◆ Goal
Count how many lines in the material below hold the word "JSON"; the reply is that number alone.

• • • • • • •

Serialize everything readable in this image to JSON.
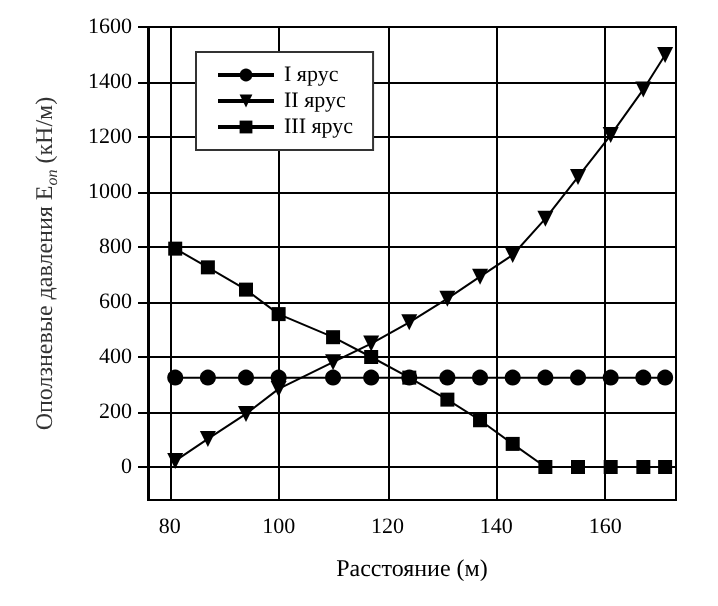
{
  "chart_data": {
    "type": "line",
    "xlabel": "Расстояние (м)",
    "ylabel": "Оползневые давления E$_{оп}$ (кН/м)",
    "x": [
      81,
      87,
      94,
      100,
      110,
      117,
      124,
      131,
      137,
      143,
      149,
      155,
      161,
      167,
      171
    ],
    "series": [
      {
        "name": "I ярус",
        "color": "#000000",
        "marker": "circle",
        "values": [
          325,
          325,
          325,
          325,
          325,
          325,
          325,
          325,
          325,
          325,
          325,
          325,
          325,
          325,
          325
        ]
      },
      {
        "name": "II ярус",
        "color": "#000000",
        "marker": "triangle",
        "values": [
          22,
          102,
          193,
          284,
          381,
          449,
          526,
          612,
          692,
          771,
          903,
          1055,
          1207,
          1373,
          1498
        ]
      },
      {
        "name": "III ярус",
        "color": "#000000",
        "marker": "square",
        "values": [
          794,
          726,
          645,
          556,
          472,
          400,
          325,
          245,
          170,
          84,
          0,
          0,
          0,
          0,
          0
        ]
      }
    ],
    "xlim": [
      76,
      173
    ],
    "xticks": [
      80,
      100,
      120,
      140,
      160
    ],
    "ylim": [
      -120,
      1600
    ],
    "yticks": [
      0,
      200,
      400,
      600,
      800,
      1000,
      1200,
      1400,
      1600
    ],
    "grid": true,
    "legend": "top left",
    "line_style": "solid"
  }
}
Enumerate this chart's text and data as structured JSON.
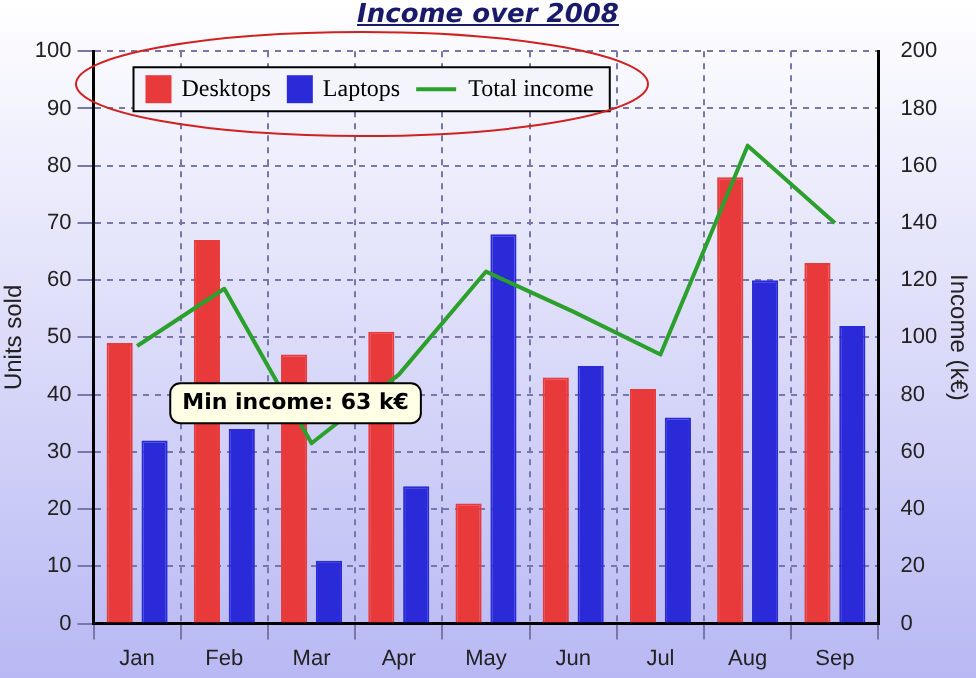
{
  "chart_data": {
    "type": "bar",
    "title": "Income over 2008",
    "ylabel": "Units sold",
    "y2label": "Income (k€)",
    "categories": [
      "Jan",
      "Feb",
      "Mar",
      "Apr",
      "May",
      "Jun",
      "Jul",
      "Aug",
      "Sep"
    ],
    "series": [
      {
        "name": "Desktops",
        "color": "#e83a3a",
        "values": [
          49,
          67,
          47,
          51,
          21,
          43,
          41,
          78,
          63
        ]
      },
      {
        "name": "Laptops",
        "color": "#2a2ad8",
        "values": [
          32,
          34,
          11,
          24,
          68,
          45,
          36,
          60,
          52
        ]
      },
      {
        "name": "Total income",
        "type": "line",
        "axis": "y2",
        "color": "#2ca02c",
        "values": [
          97,
          117,
          63,
          87,
          123,
          109,
          94,
          167,
          140
        ]
      }
    ],
    "ylim": [
      0,
      100
    ],
    "yticks": [
      0,
      10,
      20,
      30,
      40,
      50,
      60,
      70,
      80,
      90,
      100
    ],
    "y2lim": [
      0,
      200
    ],
    "y2ticks": [
      0,
      20,
      40,
      60,
      80,
      100,
      120,
      140,
      160,
      180,
      200
    ],
    "annotations": [
      "Min income: 63 k€"
    ],
    "grid": true,
    "legend": "top left",
    "marker": "none"
  }
}
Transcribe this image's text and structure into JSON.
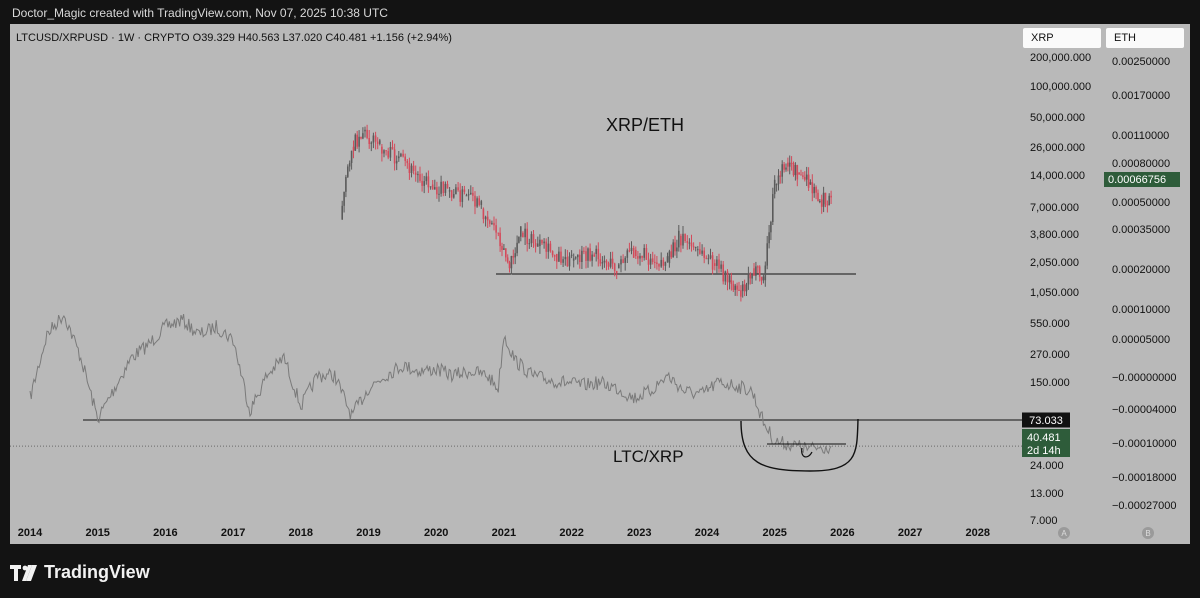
{
  "header": {
    "credit": "Doctor_Magic created with TradingView.com, Nov 07, 2025 10:38 UTC"
  },
  "symbol": {
    "line": "LTCUSD/XRPUSD · 1W · CRYPTO  O39.329  H40.563  L37.020  C40.481  +1.156 (+2.94%)"
  },
  "scale_tabs": {
    "left": "XRP",
    "right": "ETH"
  },
  "axis_badges": {
    "a": "A",
    "b": "B"
  },
  "footer": {
    "brand": "TradingView"
  },
  "colors": {
    "background": "#b9b9b9",
    "frame": "#131313",
    "candle_up": "#5a5a5a",
    "candle_down": "#d44a5a",
    "ltc_line": "#7a7a7a",
    "price_badge_bg": "#2e5c3a",
    "level_badge_bg": "#111111"
  },
  "chart_data": [
    {
      "type": "candlestick",
      "series_name": "XRP/ETH",
      "annotation": "XRP/ETH",
      "axis": "right",
      "scale": "log",
      "y_ticks": [
        "0.00250000",
        "0.00170000",
        "0.00110000",
        "0.00080000",
        "0.00050000",
        "0.00035000",
        "0.00020000",
        "0.00010000",
        "0.00005000",
        "−0.00000000",
        "−0.00004000",
        "−0.00010000",
        "−0.00018000",
        "−0.00027000"
      ],
      "last_price": "0.00066756",
      "support_level": 0.0002,
      "points": [
        [
          "2018-08",
          0.0005
        ],
        [
          "2018-10",
          0.0017
        ],
        [
          "2018-12",
          0.0022
        ],
        [
          "2019-03",
          0.0017
        ],
        [
          "2019-06",
          0.0014
        ],
        [
          "2019-09",
          0.0011
        ],
        [
          "2019-12",
          0.0009
        ],
        [
          "2020-03",
          0.0008
        ],
        [
          "2020-06",
          0.00075
        ],
        [
          "2020-09",
          0.0006
        ],
        [
          "2020-12",
          0.0004
        ],
        [
          "2021-02",
          0.00022
        ],
        [
          "2021-04",
          0.0004
        ],
        [
          "2021-07",
          0.00032
        ],
        [
          "2021-10",
          0.00028
        ],
        [
          "2022-01",
          0.00025
        ],
        [
          "2022-05",
          0.00028
        ],
        [
          "2022-09",
          0.00022
        ],
        [
          "2022-12",
          0.0003
        ],
        [
          "2023-03",
          0.00026
        ],
        [
          "2023-06",
          0.00024
        ],
        [
          "2023-08",
          0.00038
        ],
        [
          "2023-11",
          0.0003
        ],
        [
          "2024-02",
          0.00024
        ],
        [
          "2024-05",
          0.00018
        ],
        [
          "2024-07",
          0.00015
        ],
        [
          "2024-09",
          0.00022
        ],
        [
          "2024-11",
          0.00018
        ],
        [
          "2025-01",
          0.0009
        ],
        [
          "2025-03",
          0.0013
        ],
        [
          "2025-05",
          0.0011
        ],
        [
          "2025-07",
          0.0009
        ],
        [
          "2025-09",
          0.0007
        ],
        [
          "2025-11",
          0.00067
        ]
      ]
    },
    {
      "type": "line",
      "series_name": "LTC/XRP",
      "annotation": "LTC/XRP",
      "axis": "left",
      "scale": "log",
      "y_ticks": [
        "200,000.000",
        "100,000.000",
        "50,000.000",
        "26,000.000",
        "14,000.000",
        "7,000.000",
        "3,800.000",
        "2,050.000",
        "1,050.000",
        "550.000",
        "270.000",
        "150.000",
        "73.033",
        "40.481",
        "24.000",
        "13.000",
        "7.000"
      ],
      "support_level": "73.033",
      "last_price": "40.481",
      "countdown": "2d 14h",
      "points": [
        [
          "2014-01",
          120
        ],
        [
          "2014-04",
          500
        ],
        [
          "2014-07",
          800
        ],
        [
          "2014-10",
          300
        ],
        [
          "2015-01",
          75
        ],
        [
          "2015-04",
          150
        ],
        [
          "2015-07",
          300
        ],
        [
          "2015-10",
          400
        ],
        [
          "2016-01",
          600
        ],
        [
          "2016-04",
          700
        ],
        [
          "2016-07",
          500
        ],
        [
          "2016-10",
          600
        ],
        [
          "2017-01",
          450
        ],
        [
          "2017-04",
          90
        ],
        [
          "2017-07",
          200
        ],
        [
          "2017-10",
          300
        ],
        [
          "2018-01",
          100
        ],
        [
          "2018-04",
          200
        ],
        [
          "2018-07",
          200
        ],
        [
          "2018-10",
          80
        ],
        [
          "2019-01",
          150
        ],
        [
          "2019-04",
          200
        ],
        [
          "2019-07",
          250
        ],
        [
          "2019-10",
          220
        ],
        [
          "2020-01",
          230
        ],
        [
          "2020-04",
          200
        ],
        [
          "2020-07",
          220
        ],
        [
          "2020-10",
          200
        ],
        [
          "2020-12",
          150
        ],
        [
          "2021-01",
          500
        ],
        [
          "2021-03",
          280
        ],
        [
          "2021-06",
          200
        ],
        [
          "2021-09",
          180
        ],
        [
          "2021-12",
          170
        ],
        [
          "2022-03",
          160
        ],
        [
          "2022-06",
          170
        ],
        [
          "2022-09",
          150
        ],
        [
          "2022-12",
          120
        ],
        [
          "2023-03",
          140
        ],
        [
          "2023-06",
          200
        ],
        [
          "2023-09",
          140
        ],
        [
          "2023-12",
          130
        ],
        [
          "2024-03",
          170
        ],
        [
          "2024-06",
          160
        ],
        [
          "2024-09",
          140
        ],
        [
          "2024-11",
          70
        ],
        [
          "2025-01",
          45
        ],
        [
          "2025-04",
          42
        ],
        [
          "2025-07",
          38
        ],
        [
          "2025-11",
          40.481
        ]
      ]
    },
    {
      "type": "time-axis",
      "x_ticks": [
        "2014",
        "2015",
        "2016",
        "2017",
        "2018",
        "2019",
        "2020",
        "2021",
        "2022",
        "2023",
        "2024",
        "2025",
        "2026",
        "2027",
        "2028"
      ]
    }
  ]
}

• • • • • • •

◆ Task result
3